▸ What you will do
Say how many lines of these entries include the word "лѣсныя", and answer with the number alone.
## Begin
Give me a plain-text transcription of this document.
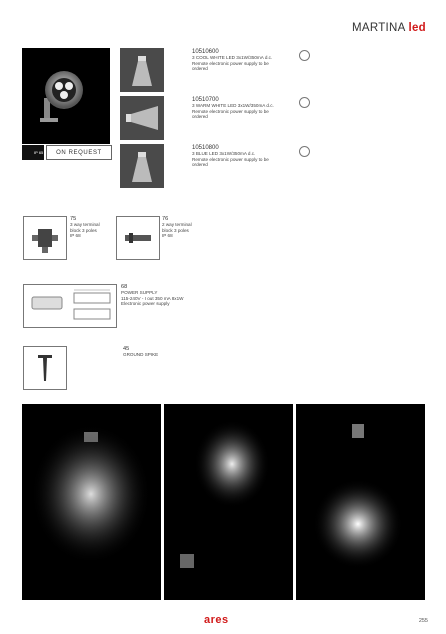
MARTINA led
IP 65	ON REQUEST
10510600
3 COOL WHITE LED 3x1W/350mA d.c.
Remote electronic power supply to be
ordered
10510700
3 WARM WHITE LED 3x1W/350mA d.c.
Remote electronic power supply to be
ordered
10510800
3 BLUE LED 3x1W/350mA d.c.
Remote electronic power supply to be
ordered
75
3 way terminal
block 3 poles
IP 68
76
2 way terminal
block 3 poles
IP 68
68
POWER SUPPLY
115-240V - I out 350 mA 8x1W
Electronic power supply
45
GROUND SPIKE
ares	255
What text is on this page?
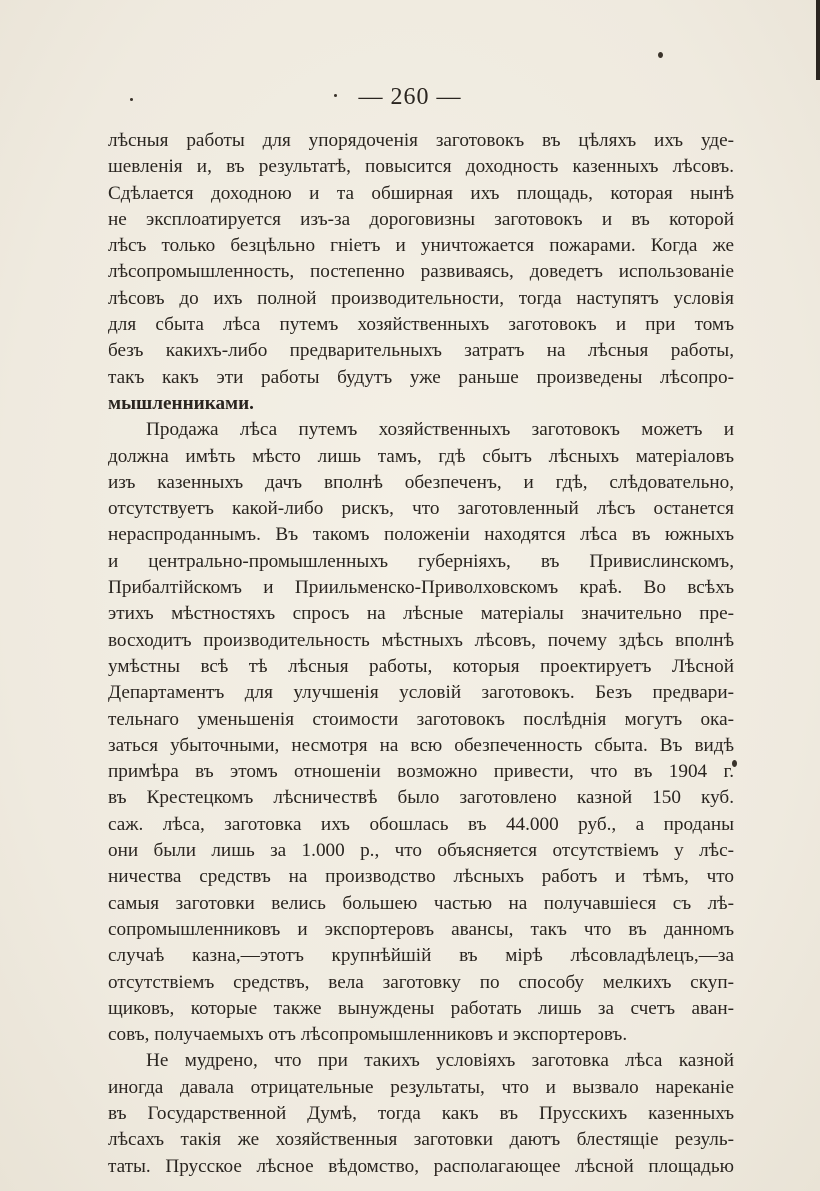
— 260 —
лѣсныя работы для упорядоченія заготовокъ въ цѣляхъ ихъ уде-
шевленія и, въ результатѣ, повысится доходность казенныхъ лѣсовъ.
Сдѣлается доходною и та обширная ихъ площадь, которая нынѣ
не эксплоатируется изъ-за дороговизны заготовокъ и въ которой
лѣсъ только безцѣльно гніетъ и уничтожается пожарами. Когда же
лѣсопромышленность, постепенно развиваясь, доведетъ использованіе
лѣсовъ до ихъ полной производительности, тогда наступятъ условія
для сбыта лѣса путемъ хозяйственныхъ заготовокъ и при томъ
безъ какихъ-либо предварительныхъ затратъ на лѣсныя работы,
такъ какъ эти работы будутъ уже раньше произведены лѣсопро-
мышленниками.
Продажа лѣса путемъ хозяйственныхъ заготовокъ можетъ и
должна имѣть мѣсто лишь тамъ, гдѣ сбытъ лѣсныхъ матеріаловъ
изъ казенныхъ дачъ вполнѣ обезпеченъ, и гдѣ, слѣдовательно,
отсутствуетъ какой-либо рискъ, что заготовленный лѣсъ останется
нераспроданнымъ. Въ такомъ положеніи находятся лѣса въ южныхъ
и центрально-промышленныхъ губерніяхъ, въ Привислинскомъ,
Прибалтійскомъ и Приильменско-Приволховскомъ краѣ. Во всѣхъ
этихъ мѣстностяхъ спросъ на лѣсные матеріалы значительно пре-
восходитъ производительность мѣстныхъ лѣсовъ, почему здѣсь вполнѣ
умѣстны всѣ тѣ лѣсныя работы, которыя проектируетъ Лѣсной
Департаментъ для улучшенія условій заготовокъ. Безъ предвари-
тельнаго уменьшенія стоимости заготовокъ послѣднія могутъ ока-
заться убыточными, несмотря на всю обезпеченность сбыта. Въ видѣ
примѣра въ этомъ отношеніи возможно привести, что въ 1904 г.
въ Крестецкомъ лѣсничествѣ было заготовлено казной 150 куб.
саж. лѣса, заготовка ихъ обошлась въ 44.000 руб., а проданы
они были лишь за 1.000 р., что объясняется отсутствіемъ у лѣс-
ничества средствъ на производство лѣсныхъ работъ и тѣмъ, что
самыя заготовки велись большею частью на получавшіеся съ лѣ-
сопромышленниковъ и экспортеровъ авансы, такъ что въ данномъ
случаѣ казна,—этотъ крупнѣйшій въ мірѣ лѣсовладѣлецъ,—за
отсутствіемъ средствъ, вела заготовку по способу мелкихъ скуп-
щиковъ, которые также вынуждены работать лишь за счетъ аван-
совъ, получаемыхъ отъ лѣсопромышленниковъ и экспортеровъ.
Не мудрено, что при такихъ условіяхъ заготовка лѣса казной
иногда давала отрицательные результаты, что и вызвало нареканіе
въ Государственной Думѣ, тогда какъ въ Прусскихъ казенныхъ
лѣсахъ такія же хозяйственныя заготовки даютъ блестящіе резуль-
таты. Прусское лѣсное вѣдомство, располагающее лѣсной площадью
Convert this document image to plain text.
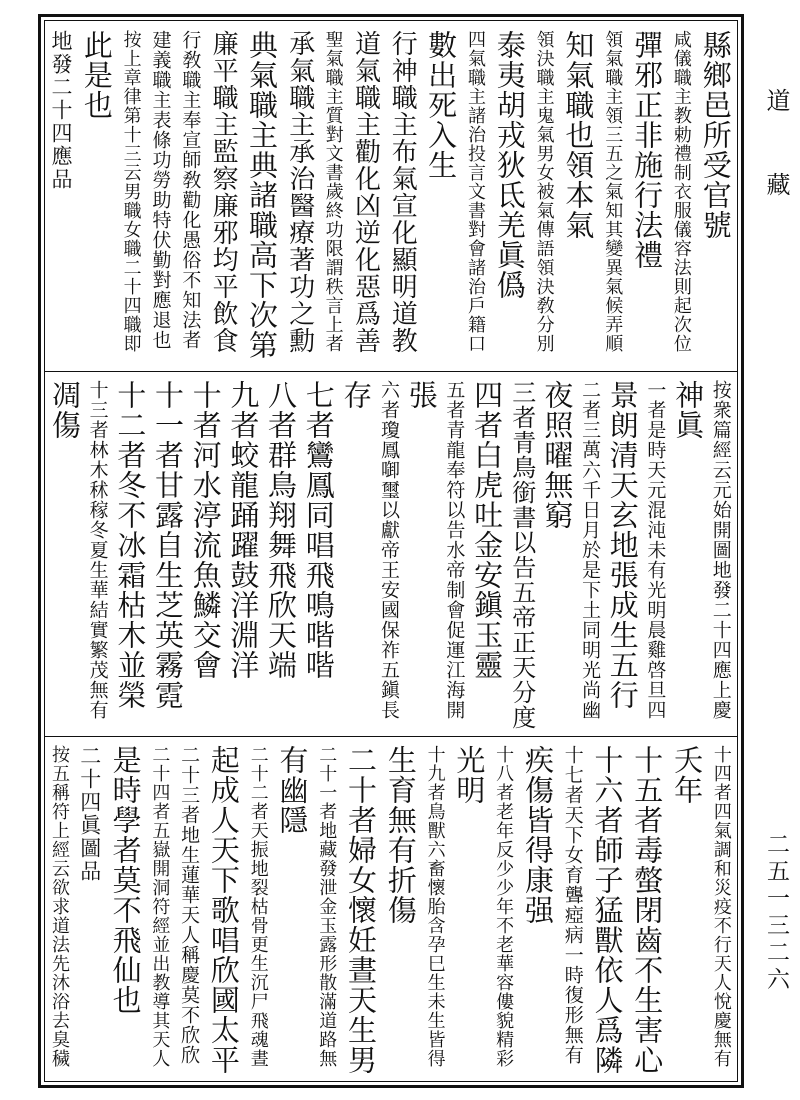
道藏
二五一三二六
縣鄉邑所受官號
咸儀職主教勅禮制衣服儀容法則起次位
彈邪正非施行法禮
領氣職主領三五之氣知其變異氣候弄順
知氣職也領本氣
領決職主鬼氣男女被氣傳語領決敎分別
泰夷胡戎狄氐羌眞僞
四氣職主諸治投言文書對會諸治戶籍口
數出死入生
行神職主布氣宣化顯明道教
道氣職主勸化凶逆化惡爲善
聖氣職主質對文書歲終功限謂秩言上者
承氣職主承治醫療著功之勳
典氣職主典諸職高下次第
廉平職主監察廉邪均平飲食
行敎職主奉宣師敎勸化愚俗不知法者
建義職主表條功勞助特伏勤對應退也
按上章律第十三云男職女職二十四職即
此是也
地發二十四應品
按衆篇經云元始開圖地發二十四應上慶
神眞
一者是時天元混沌未有光明晨雞啓旦四
景朗清天玄地張成生五行
二者三萬六千日月於是下土同明光尚幽
夜照曜無窮
三者青鳥銜書以告五帝正天分度
四者白虎吐金安鎭玉靈
五者青龍奉符以告水帝制會促運江海開
張
六者瓊鳳啣璽以獻帝王安國保祚五鎭長
存
七者鸞鳳同唱飛鳴喈喈
八者群鳥翔舞飛欣天端
九者蛟龍踊躍鼓洋淵洋
十者河水渟流魚鱗交會
十一者甘露自生芝英霧霓
十二者冬不冰霜枯木並榮
十三者林木秫稼冬夏生華結實繁茂無有
凋傷
十四者四氣調和災疫不行天人悅慶無有
夭年
十五者毒螫閉齒不生害心
十六者師子猛獸依人爲隣
十七者天下女育聾瘂病一時復形無有
疾傷皆得康强
十八者老年反少少年不老華容僂貌精彩
光明
十九者鳥獸六畜懷胎含孕巳生未生皆得
生育無有折傷
二十者婦女懷妊晝天生男
二十一者地藏發泄金玉露形散滿道路無
有幽隱
二十二者天振地裂枯骨更生沉尸飛魂晝
起成人天下歌唱欣國太平
二十三者地生蓮華天人稱慶莫不欣欣
二十四者五嶽開洞符經並出教導其天人
是時學者莫不飛仙也
二十四眞圖品
按五稱符上經云欲求道法先沐浴去臭穢
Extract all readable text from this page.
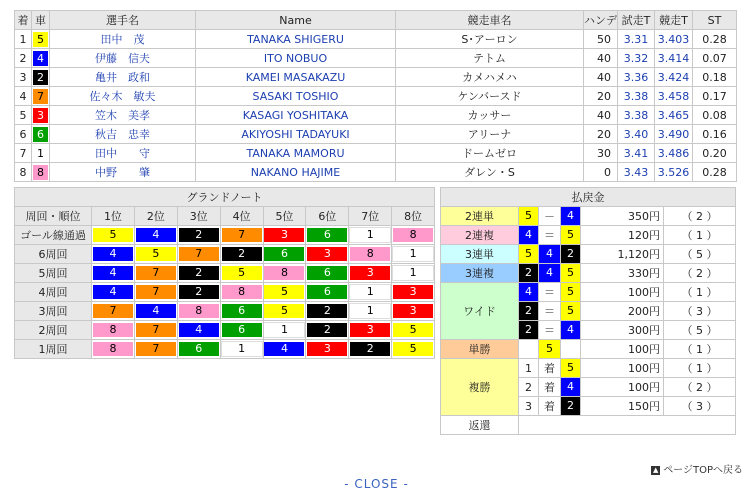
着	車	選手名	Name	競走車名	ハンデ	試走T	競走T	ST
1	5	田中　茂	TANAKA SHIGERU	S･アーロン	50	3.31	3.403	0.28
2	4	伊藤　信夫	ITO NOBUO	テトム	40	3.32	3.414	0.07
3	2	亀井　政和	KAMEI MASAKAZU	カメハメハ	40	3.36	3.424	0.18
4	7	佐々木　敏夫	SASAKI TOSHIO	ケンバースド	20	3.38	3.458	0.17
5	3	笠木　美孝	KASAGI YOSHITAKA	カッサー	40	3.38	3.465	0.08
6	6	秋吉　忠幸	AKIYOSHI TADAYUKI	アリーナ	20	3.40	3.490	0.16
7	1	田中　　守	TANAKA MAMORU	ドームゼロ	30	3.41	3.486	0.20
8	8	中野　　肇	NAKANO HAJIME	ダレン・S	0	3.43	3.526	0.28
グランドノート								
周回・順位	1位	2位	3位	4位	5位	6位	7位	8位
ゴール線通過	5	4	2	7	3	6	1	8
6周回	4	5	7	2	6	3	8	1
5周回	4	7	2	5	8	6	3	1
4周回	4	7	2	8	5	6	1	3
3周回	7	4	8	6	5	2	1	3
2周回	8	7	4	6	1	2	3	5
1周回	8	7	6	1	4	3	2	5
払戻金					
2連単	5	－	4	350円	（ 2 ）
2連複	4	＝	5	120円	（ 1 ）
3連単	5	4	2	1,120円	（ 5 ）
3連複	2	4	5	330円	（ 2 ）
ワイド	4	＝	5	100円	（ 1 ）

	2	＝	5	200円	（ 3 ）

	2	＝	4	300円	（ 5 ）
単勝		5		100円	（ 1 ）
複勝	1	着	5	100円	（ 1 ）
	2	着	4	100円	（ 2 ）
	3	着	2	150円	（ 3 ）
返還					
▲ ページTOPへ戻る
- CLOSE -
## End
▸ Output for this task
3